Among all microorganisms found in nature, sponge-associated bacteria are relatively unfamiliar and increasingly attractive as a source of new chemicals and drugs. Various species of bacteria including archaea, heterotrophic bacteria, phototrophic bacteria, and cyanobacteria have been found associated with sponges and possess special physiological properties viz., aerobic chemoheterotrophic bacteria [18], nitrogen-fixing bacteria [19, 20], and Proteobacteria especially γ-Proteobacteria and α-Proteobacteria [21–23]. These bacteria inhabit the outer layers of sponges, the sponge mesohyl and inside sponge cells [24]. The bacteria may constitute up to 40 % of sponge biomass [25]. Sponges become suitable habitats for their associated bacteria because they have special structures (inner and outer endosomes) enabling them to seclude food and filter water. According to the symbiotic relationship, sponges offer nutrients and a safe habitat to bacteria while they receive some metabolites from translocated processes of microorganisms. Sponge-associated bacteria have been found to produce antimicrobial agents [18, 26, 27] which may play an important role for the defense mechanism of sponges. They also produce other bioactive compounds such as neuroactive compounds [28], cyclic peptides [29], terpenes [30], and pigments [27].
To our knowledge, zeaxanthin production from sponge-associated bacteria is rarely investigated. This work, therefore, is the first report on the identification of zeaxanthin-producing sponge-associated bacteria isolated from the Gulf of Thailand and the study of their zeaxanthin production.

== == ==

### SET OF TASKS
(a) In the passage on sponge-associated bacteria, swap "Gulf of Thailand" for "Andaman Sea" and give that part again, starting at "To our knowledge, zeaxanthin" and ending at "their zeaxanthin production.".
(b) Carry the passage on sponge-associated bacteria forward from its final sentence.

== == ==

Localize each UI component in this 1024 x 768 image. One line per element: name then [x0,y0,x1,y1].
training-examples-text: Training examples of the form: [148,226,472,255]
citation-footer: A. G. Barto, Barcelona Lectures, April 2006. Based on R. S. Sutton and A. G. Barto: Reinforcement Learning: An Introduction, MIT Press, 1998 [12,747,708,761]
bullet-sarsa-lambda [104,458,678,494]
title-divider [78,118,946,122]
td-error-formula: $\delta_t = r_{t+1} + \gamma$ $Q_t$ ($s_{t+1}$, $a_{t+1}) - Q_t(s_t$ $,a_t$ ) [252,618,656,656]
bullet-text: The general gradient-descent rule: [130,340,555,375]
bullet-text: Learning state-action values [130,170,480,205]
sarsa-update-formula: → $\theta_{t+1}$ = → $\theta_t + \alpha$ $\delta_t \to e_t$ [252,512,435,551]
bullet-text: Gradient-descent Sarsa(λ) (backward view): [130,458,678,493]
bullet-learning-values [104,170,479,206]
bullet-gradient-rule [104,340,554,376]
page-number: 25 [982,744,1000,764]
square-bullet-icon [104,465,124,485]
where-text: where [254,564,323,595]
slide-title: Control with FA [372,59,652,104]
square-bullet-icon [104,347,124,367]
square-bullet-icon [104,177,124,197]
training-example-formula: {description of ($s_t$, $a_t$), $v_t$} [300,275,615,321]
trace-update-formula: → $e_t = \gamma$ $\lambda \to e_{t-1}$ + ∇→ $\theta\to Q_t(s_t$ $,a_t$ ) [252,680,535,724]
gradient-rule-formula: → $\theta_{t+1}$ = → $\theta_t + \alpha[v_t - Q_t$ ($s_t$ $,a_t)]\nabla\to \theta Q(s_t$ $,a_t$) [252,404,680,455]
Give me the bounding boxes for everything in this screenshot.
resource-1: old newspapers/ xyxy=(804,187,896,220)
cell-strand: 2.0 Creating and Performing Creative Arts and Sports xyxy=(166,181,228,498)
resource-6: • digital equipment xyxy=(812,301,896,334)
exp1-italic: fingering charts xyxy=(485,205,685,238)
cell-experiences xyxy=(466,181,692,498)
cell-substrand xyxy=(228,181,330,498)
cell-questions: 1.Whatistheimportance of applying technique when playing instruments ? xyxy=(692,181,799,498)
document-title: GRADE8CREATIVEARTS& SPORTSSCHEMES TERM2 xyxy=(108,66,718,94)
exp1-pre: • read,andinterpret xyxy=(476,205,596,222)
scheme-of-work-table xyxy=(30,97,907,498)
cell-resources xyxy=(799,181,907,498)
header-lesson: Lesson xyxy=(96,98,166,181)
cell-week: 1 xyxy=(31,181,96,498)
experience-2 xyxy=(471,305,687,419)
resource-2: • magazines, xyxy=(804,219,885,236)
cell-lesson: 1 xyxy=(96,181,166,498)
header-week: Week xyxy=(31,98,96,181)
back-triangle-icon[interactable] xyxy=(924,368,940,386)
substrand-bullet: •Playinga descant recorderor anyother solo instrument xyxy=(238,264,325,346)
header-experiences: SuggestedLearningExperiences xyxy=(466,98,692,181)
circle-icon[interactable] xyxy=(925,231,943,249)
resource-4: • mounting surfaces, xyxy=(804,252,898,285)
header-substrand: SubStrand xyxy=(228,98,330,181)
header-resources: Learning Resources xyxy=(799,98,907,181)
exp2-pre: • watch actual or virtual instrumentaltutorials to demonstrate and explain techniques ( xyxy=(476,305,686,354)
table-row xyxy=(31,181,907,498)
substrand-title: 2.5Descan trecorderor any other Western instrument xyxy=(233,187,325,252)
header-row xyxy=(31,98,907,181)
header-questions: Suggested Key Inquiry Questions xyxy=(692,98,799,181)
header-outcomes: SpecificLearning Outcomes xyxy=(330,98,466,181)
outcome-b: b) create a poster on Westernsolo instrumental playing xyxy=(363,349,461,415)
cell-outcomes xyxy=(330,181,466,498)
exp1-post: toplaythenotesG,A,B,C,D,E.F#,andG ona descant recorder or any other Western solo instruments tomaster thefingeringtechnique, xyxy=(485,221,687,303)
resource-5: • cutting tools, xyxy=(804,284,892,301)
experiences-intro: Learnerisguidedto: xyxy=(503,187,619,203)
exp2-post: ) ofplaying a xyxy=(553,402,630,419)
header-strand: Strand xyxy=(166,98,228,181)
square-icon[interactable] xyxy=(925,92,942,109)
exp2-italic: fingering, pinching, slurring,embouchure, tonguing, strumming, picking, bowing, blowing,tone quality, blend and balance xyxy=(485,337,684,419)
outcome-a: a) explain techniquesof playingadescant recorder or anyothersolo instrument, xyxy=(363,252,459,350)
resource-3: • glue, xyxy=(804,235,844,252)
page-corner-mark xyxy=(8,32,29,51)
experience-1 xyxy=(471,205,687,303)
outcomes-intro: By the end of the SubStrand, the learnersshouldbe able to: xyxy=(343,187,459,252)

== == ==

### ACTIVITY ANSWERS
(a)
To our knowledge, zeaxanthin production from sponge-associated bacteria is rarely investigated. This work, therefore, is the first report on the identification of zeaxanthin-producing sponge-associated bacteria isolated from the Andaman Sea and the study of their zeaxanthin production.

(b)
Materials and Methods
Chemicals and Standards
Seawater was kindly provided by Burapha University, Cholburi, Thailand. Before used, seawater was filtered through a Whatman No.4 filter paper and kept at 4 °C. Zeaxanthin was used as a standard pigment purchased from Sigma-Aldrich (St. Louis, MO, USA). Other chemicals were analytical grade and HPLC grade.
Cultivation Medium
The cultural medium used was a modified Zobell medium containing 1 g/l proteose peptone (BBL, MD, USA), 1 g/l yeast extract, 0.5 g/l phytone peptone (BBL, MD, USA), 0.2 g/l Na2S2O3.5H2O, 0.05 g/l Na2SO3, and 0.002 g/l Fe(C6H5O7) dissolved in seawater and distilled water (90:10, v/v) at pH 7.6.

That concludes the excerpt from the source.